[Start Material provided]
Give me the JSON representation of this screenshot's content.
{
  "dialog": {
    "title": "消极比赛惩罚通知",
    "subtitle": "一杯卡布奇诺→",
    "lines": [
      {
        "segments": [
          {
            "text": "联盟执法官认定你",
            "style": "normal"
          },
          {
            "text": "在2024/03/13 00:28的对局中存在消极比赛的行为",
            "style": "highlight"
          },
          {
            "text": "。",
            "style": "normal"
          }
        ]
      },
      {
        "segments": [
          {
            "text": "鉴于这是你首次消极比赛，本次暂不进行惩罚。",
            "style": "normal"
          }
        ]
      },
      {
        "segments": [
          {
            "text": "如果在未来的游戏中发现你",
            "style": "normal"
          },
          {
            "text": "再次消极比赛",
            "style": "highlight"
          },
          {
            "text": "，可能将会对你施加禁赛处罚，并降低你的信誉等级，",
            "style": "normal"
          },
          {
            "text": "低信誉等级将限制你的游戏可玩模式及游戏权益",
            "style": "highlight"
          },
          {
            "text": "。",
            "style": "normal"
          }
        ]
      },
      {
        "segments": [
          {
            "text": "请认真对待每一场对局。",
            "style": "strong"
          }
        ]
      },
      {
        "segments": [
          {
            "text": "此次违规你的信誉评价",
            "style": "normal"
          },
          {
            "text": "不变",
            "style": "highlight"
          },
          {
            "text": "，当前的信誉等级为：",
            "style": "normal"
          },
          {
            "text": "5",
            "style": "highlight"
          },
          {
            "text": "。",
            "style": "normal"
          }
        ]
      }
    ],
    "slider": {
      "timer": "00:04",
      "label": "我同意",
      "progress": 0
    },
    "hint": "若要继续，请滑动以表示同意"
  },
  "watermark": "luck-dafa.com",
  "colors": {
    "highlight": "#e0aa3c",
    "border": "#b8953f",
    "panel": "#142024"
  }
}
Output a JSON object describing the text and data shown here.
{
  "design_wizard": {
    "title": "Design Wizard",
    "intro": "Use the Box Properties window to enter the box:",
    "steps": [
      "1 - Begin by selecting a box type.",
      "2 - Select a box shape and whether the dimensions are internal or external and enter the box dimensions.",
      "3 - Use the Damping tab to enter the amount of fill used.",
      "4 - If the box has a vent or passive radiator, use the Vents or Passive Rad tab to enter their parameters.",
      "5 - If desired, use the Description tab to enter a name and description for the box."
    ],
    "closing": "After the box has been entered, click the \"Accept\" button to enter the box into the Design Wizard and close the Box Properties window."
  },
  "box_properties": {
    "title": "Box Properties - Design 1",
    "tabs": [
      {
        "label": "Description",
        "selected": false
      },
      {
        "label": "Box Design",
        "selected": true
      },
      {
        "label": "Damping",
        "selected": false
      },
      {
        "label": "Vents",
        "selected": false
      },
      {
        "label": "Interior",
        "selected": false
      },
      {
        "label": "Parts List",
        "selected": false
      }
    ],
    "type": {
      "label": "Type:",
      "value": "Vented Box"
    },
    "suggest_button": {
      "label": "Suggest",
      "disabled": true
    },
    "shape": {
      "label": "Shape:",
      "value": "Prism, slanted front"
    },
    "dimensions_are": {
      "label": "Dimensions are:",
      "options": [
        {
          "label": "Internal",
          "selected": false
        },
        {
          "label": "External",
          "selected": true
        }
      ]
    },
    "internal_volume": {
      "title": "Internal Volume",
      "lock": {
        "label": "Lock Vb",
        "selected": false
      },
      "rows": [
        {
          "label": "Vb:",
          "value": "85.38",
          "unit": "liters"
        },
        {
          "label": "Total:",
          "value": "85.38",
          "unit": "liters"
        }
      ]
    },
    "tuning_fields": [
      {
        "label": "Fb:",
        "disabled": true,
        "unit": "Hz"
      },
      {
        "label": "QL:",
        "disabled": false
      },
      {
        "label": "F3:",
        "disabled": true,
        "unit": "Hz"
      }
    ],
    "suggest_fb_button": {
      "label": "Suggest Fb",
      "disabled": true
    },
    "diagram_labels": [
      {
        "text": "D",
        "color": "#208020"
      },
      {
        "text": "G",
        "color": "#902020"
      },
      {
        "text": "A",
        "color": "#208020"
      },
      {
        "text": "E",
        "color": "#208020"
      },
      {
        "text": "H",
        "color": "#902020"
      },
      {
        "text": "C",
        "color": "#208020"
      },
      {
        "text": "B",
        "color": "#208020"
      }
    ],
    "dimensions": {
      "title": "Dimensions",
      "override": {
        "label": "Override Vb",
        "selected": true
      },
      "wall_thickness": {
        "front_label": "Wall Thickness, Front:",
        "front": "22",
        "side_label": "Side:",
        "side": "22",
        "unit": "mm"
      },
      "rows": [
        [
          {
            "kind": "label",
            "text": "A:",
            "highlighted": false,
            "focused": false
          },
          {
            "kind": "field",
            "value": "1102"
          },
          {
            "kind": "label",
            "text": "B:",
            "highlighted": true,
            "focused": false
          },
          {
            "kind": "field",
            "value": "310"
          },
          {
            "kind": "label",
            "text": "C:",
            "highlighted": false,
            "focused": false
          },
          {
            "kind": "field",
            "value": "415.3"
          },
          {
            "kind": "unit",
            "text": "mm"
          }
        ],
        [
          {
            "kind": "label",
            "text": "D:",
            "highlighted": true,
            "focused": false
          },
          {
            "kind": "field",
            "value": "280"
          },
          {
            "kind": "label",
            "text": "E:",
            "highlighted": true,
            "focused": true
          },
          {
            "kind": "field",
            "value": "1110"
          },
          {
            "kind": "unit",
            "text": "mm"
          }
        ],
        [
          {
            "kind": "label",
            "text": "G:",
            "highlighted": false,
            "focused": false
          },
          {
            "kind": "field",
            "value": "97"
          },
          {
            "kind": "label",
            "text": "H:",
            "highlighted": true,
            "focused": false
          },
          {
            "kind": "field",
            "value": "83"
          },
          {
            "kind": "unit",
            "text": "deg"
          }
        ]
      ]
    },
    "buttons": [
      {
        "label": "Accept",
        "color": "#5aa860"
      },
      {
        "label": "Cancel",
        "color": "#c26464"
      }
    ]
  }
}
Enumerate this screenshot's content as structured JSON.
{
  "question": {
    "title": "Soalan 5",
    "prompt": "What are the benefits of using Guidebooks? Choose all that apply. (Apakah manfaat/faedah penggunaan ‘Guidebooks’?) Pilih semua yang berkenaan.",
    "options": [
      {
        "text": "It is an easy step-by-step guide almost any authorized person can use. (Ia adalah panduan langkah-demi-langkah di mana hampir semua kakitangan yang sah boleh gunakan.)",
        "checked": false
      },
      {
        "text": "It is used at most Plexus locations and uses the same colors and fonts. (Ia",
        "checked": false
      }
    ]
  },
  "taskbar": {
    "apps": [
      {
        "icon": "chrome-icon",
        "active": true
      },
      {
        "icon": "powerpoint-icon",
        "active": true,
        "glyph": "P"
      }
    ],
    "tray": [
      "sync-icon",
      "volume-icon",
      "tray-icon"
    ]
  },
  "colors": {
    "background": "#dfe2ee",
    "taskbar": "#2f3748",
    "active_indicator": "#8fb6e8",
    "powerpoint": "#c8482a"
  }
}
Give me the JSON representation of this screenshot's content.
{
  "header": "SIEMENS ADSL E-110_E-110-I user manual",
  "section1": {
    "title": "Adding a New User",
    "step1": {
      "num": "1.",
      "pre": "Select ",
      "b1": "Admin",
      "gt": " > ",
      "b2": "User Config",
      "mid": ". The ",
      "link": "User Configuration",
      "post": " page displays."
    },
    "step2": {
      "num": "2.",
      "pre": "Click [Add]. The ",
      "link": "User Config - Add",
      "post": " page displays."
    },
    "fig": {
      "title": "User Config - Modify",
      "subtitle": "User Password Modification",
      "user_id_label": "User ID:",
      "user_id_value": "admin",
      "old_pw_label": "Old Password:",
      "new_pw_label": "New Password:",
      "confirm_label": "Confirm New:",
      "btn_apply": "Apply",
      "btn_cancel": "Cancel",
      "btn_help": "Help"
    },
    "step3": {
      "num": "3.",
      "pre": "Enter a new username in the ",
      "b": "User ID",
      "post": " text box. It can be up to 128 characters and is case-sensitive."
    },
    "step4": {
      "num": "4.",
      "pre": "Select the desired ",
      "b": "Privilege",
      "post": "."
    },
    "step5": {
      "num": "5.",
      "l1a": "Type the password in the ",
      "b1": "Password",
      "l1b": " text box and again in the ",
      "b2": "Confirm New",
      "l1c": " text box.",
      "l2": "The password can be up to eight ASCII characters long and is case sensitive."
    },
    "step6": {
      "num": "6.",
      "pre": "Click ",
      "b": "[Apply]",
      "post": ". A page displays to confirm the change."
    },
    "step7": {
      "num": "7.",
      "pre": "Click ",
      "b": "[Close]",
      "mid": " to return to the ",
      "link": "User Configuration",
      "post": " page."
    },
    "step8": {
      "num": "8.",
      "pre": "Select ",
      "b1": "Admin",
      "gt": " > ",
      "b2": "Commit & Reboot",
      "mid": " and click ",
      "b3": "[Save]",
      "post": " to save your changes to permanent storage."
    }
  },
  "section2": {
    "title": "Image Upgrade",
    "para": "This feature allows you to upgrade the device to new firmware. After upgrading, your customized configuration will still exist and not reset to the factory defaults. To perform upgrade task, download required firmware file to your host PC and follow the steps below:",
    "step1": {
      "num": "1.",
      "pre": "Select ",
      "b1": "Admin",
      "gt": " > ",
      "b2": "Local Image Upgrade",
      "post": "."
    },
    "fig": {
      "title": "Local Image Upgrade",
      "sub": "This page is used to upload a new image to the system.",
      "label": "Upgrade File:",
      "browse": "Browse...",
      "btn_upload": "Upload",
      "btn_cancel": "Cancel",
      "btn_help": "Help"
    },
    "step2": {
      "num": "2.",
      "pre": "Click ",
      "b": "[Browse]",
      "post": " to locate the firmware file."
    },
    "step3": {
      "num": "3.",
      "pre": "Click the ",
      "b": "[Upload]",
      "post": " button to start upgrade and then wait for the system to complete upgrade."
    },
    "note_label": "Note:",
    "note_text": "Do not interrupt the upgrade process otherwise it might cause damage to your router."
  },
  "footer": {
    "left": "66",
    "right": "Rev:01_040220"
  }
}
[End Material provided]
Prompt:
Whenever "Description" turns up in a line, pick that line out.

Correct response:
      "5 - If desired, use the Description tab to enter a name and description for the box."
        "label": "Description",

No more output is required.